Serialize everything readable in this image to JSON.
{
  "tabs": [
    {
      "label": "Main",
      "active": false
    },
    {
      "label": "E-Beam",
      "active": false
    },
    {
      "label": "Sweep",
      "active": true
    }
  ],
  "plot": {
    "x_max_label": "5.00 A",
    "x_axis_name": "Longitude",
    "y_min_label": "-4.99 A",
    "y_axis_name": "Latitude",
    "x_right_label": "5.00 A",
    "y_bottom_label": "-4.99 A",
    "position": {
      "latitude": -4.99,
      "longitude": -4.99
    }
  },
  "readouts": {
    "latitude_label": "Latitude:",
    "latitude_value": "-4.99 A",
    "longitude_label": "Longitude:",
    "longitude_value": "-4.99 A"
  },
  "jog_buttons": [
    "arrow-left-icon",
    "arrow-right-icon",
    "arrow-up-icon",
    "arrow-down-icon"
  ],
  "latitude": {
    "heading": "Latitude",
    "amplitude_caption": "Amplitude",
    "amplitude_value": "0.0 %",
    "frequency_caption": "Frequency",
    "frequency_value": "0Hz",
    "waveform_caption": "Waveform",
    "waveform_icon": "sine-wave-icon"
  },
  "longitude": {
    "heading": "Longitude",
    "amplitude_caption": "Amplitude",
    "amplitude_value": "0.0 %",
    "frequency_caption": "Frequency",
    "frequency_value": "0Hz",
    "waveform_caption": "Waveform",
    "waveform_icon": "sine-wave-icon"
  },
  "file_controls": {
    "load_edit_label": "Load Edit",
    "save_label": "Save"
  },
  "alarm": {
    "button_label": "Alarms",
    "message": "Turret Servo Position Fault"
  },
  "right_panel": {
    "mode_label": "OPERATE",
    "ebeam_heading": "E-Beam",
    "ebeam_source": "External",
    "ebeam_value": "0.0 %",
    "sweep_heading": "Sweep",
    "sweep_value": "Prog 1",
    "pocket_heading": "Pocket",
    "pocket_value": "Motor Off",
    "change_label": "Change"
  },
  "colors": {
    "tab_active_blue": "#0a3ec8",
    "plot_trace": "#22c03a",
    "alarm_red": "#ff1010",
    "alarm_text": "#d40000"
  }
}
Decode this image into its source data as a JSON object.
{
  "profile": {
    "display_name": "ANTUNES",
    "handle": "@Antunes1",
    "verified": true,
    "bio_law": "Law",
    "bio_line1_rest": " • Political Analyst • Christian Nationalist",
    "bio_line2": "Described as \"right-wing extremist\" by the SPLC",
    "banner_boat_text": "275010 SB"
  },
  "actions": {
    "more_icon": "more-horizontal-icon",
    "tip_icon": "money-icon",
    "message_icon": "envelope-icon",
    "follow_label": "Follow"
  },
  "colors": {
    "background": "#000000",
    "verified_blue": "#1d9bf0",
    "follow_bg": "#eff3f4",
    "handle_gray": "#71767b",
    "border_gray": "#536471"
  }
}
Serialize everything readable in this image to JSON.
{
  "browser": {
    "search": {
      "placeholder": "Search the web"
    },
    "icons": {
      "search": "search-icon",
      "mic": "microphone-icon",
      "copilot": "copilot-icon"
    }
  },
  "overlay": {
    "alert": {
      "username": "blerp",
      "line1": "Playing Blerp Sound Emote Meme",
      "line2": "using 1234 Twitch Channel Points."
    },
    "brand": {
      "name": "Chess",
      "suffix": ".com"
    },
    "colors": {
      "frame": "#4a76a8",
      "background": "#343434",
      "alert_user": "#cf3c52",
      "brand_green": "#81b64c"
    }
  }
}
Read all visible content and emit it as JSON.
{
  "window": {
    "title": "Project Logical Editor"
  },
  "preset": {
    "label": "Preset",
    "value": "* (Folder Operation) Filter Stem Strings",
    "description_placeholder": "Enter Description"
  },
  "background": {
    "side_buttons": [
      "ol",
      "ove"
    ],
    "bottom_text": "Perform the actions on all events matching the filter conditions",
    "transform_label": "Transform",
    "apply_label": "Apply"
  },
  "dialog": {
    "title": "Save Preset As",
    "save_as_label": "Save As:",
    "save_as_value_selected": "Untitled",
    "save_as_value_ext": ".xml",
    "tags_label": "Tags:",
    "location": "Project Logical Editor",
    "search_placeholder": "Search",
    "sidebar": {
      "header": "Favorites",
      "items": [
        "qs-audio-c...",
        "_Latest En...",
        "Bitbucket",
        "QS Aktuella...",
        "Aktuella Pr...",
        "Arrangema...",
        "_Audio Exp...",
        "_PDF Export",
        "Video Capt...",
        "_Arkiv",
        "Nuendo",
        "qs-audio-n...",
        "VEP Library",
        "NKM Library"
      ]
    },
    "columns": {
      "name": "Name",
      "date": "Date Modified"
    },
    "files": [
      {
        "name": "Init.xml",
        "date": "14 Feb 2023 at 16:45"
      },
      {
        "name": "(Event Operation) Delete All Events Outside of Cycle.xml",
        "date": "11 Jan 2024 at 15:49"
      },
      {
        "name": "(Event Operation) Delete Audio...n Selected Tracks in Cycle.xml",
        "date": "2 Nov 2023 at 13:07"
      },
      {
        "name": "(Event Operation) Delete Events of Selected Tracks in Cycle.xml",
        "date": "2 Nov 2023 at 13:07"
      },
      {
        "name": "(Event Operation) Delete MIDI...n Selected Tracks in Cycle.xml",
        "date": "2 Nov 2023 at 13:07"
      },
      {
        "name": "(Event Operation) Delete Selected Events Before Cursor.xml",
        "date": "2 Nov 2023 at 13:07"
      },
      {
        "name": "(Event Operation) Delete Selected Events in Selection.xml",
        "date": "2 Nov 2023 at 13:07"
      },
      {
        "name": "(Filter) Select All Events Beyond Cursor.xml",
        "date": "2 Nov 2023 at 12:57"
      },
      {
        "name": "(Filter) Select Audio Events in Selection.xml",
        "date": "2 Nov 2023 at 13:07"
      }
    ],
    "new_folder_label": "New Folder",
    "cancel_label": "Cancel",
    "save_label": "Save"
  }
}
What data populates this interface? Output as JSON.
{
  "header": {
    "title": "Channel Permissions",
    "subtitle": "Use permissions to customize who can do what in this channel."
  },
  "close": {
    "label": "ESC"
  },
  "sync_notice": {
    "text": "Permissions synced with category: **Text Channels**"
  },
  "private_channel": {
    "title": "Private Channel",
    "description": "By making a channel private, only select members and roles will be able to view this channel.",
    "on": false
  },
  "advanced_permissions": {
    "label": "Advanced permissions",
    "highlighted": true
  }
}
▬▬▬
SHORT PROBLEM:
Display every line of the listing that contains the string "Cursor".

RESPONSE TO THIS TASK:
        "name": "(Event Operation) Delete Selected Events Before Cursor.xml",
        "name": "(Filter) Select All Events Beyond Cursor.xml",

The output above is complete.